To be done: Extract the complete listing and repeat it word for word.

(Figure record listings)

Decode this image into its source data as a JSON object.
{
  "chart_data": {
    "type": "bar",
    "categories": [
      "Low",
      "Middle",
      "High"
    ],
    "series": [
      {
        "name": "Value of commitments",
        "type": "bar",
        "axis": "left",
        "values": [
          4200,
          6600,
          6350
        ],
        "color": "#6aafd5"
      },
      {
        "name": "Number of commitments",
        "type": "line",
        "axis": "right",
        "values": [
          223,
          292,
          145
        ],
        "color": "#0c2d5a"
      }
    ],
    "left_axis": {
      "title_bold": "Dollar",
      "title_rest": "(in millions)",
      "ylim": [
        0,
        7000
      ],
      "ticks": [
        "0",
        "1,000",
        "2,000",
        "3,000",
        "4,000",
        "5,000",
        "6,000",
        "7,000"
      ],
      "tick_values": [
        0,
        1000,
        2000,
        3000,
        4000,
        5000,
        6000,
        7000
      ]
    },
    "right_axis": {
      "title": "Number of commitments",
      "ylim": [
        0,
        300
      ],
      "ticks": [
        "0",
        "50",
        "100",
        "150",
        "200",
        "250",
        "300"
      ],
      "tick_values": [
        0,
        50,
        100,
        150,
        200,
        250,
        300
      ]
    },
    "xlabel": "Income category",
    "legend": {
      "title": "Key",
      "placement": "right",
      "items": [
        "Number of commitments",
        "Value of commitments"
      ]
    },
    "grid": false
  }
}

Task output:
Decode this image into its source data as a JSON object.
{
  "chart_data": {
    "type": "bar",
    "categories": [
      "Low",
      "Middle",
      "High"
    ],
    "series": [
      {
        "name": "Value of commitments",
        "type": "bar",
        "axis": "left",
        "values": [
          4200,
          6600,
          6350
        ],
        "color": "#6aafd5"
      },
      {
        "name": "Number of commitments",
        "type": "line",
        "axis": "right",
        "values": [
          223,
          292,
          145
        ],
        "color": "#0c2d5a"
      }
    ],
    "left_axis": {
      "title_bold": "Dollar",
      "title_rest": "(in millions)",
      "ylim": [
        0,
        7000
      ],
      "ticks": [
        "0",
        "1,000",
        "2,000",
        "3,000",
        "4,000",
        "5,000",
        "6,000",
        "7,000"
      ],
      "tick_values": [
        0,
        1000,
        2000,
        3000,
        4000,
        5000,
        6000,
        7000
      ]
    },
    "right_axis": {
      "title": "Number of commitments",
      "ylim": [
        0,
        300
      ],
      "ticks": [
        "0",
        "50",
        "100",
        "150",
        "200",
        "250",
        "300"
      ],
      "tick_values": [
        0,
        50,
        100,
        150,
        200,
        250,
        300
      ]
    },
    "xlabel": "Income category",
    "legend": {
      "title": "Key",
      "placement": "right",
      "items": [
        "Number of commitments",
        "Value of commitments"
      ]
    },
    "grid": false
  }
}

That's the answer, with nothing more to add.